The exercise:
Would you return all of this data exactly, leaving nothing out?

Supplied entries:
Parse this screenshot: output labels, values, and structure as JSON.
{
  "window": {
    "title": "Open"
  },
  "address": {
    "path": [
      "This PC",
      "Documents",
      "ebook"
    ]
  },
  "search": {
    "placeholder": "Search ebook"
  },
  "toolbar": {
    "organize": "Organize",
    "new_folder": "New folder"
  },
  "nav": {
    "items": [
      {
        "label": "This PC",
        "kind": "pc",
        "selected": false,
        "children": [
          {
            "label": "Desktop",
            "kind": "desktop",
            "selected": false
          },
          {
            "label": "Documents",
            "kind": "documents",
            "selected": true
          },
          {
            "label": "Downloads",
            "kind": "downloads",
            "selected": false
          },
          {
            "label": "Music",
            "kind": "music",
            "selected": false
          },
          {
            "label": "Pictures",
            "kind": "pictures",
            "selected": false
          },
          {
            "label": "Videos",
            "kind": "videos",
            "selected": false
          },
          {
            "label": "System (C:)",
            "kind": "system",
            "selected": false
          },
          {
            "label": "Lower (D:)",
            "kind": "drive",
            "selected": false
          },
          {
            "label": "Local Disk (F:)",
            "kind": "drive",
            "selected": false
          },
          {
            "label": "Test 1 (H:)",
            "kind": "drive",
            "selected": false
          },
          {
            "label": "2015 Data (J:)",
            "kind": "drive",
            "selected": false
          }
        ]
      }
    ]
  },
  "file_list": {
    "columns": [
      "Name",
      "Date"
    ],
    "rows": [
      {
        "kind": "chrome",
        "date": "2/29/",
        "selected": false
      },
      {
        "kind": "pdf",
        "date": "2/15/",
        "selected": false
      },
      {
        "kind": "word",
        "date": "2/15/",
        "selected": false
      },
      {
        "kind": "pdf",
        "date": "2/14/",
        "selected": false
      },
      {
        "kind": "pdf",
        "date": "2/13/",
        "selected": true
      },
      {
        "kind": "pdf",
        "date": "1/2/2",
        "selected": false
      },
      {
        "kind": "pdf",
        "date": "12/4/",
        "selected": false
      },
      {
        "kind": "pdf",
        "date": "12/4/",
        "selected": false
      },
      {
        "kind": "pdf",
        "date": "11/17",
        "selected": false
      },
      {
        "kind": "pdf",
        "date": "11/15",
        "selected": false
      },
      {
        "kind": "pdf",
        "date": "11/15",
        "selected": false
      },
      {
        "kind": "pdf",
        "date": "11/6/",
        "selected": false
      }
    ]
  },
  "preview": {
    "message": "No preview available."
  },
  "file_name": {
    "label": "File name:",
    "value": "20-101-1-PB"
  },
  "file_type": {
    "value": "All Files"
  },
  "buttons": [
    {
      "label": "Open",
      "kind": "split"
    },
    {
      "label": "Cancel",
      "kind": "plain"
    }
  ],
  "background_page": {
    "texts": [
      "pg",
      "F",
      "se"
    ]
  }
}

Solution to this problem:
Parse this screenshot: output labels, values, and structure as JSON.
{
  "window": {
    "title": "Open"
  },
  "address": {
    "path": [
      "This PC",
      "Documents",
      "ebook"
    ]
  },
  "search": {
    "placeholder": "Search ebook"
  },
  "toolbar": {
    "organize": "Organize",
    "new_folder": "New folder"
  },
  "nav": {
    "items": [
      {
        "label": "This PC",
        "kind": "pc",
        "selected": false,
        "children": [
          {
            "label": "Desktop",
            "kind": "desktop",
            "selected": false
          },
          {
            "label": "Documents",
            "kind": "documents",
            "selected": true
          },
          {
            "label": "Downloads",
            "kind": "downloads",
            "selected": false
          },
          {
            "label": "Music",
            "kind": "music",
            "selected": false
          },
          {
            "label": "Pictures",
            "kind": "pictures",
            "selected": false
          },
          {
            "label": "Videos",
            "kind": "videos",
            "selected": false
          },
          {
            "label": "System (C:)",
            "kind": "system",
            "selected": false
          },
          {
            "label": "Lower (D:)",
            "kind": "drive",
            "selected": false
          },
          {
            "label": "Local Disk (F:)",
            "kind": "drive",
            "selected": false
          },
          {
            "label": "Test 1 (H:)",
            "kind": "drive",
            "selected": false
          },
          {
            "label": "2015 Data (J:)",
            "kind": "drive",
            "selected": false
          }
        ]
      }
    ]
  },
  "file_list": {
    "columns": [
      "Name",
      "Date"
    ],
    "rows": [
      {
        "kind": "chrome",
        "date": "2/29/",
        "selected": false
      },
      {
        "kind": "pdf",
        "date": "2/15/",
        "selected": false
      },
      {
        "kind": "word",
        "date": "2/15/",
        "selected": false
      },
      {
        "kind": "pdf",
        "date": "2/14/",
        "selected": false
      },
      {
        "kind": "pdf",
        "date": "2/13/",
        "selected": true
      },
      {
        "kind": "pdf",
        "date": "1/2/2",
        "selected": false
      },
      {
        "kind": "pdf",
        "date": "12/4/",
        "selected": false
      },
      {
        "kind": "pdf",
        "date": "12/4/",
        "selected": false
      },
      {
        "kind": "pdf",
        "date": "11/17",
        "selected": false
      },
      {
        "kind": "pdf",
        "date": "11/15",
        "selected": false
      },
      {
        "kind": "pdf",
        "date": "11/15",
        "selected": false
      },
      {
        "kind": "pdf",
        "date": "11/6/",
        "selected": false
      }
    ]
  },
  "preview": {
    "message": "No preview available."
  },
  "file_name": {
    "label": "File name:",
    "value": "20-101-1-PB"
  },
  "file_type": {
    "value": "All Files"
  },
  "buttons": [
    {
      "label": "Open",
      "kind": "split"
    },
    {
      "label": "Cancel",
      "kind": "plain"
    }
  ],
  "background_page": {
    "texts": [
      "pg",
      "F",
      "se"
    ]
  }
}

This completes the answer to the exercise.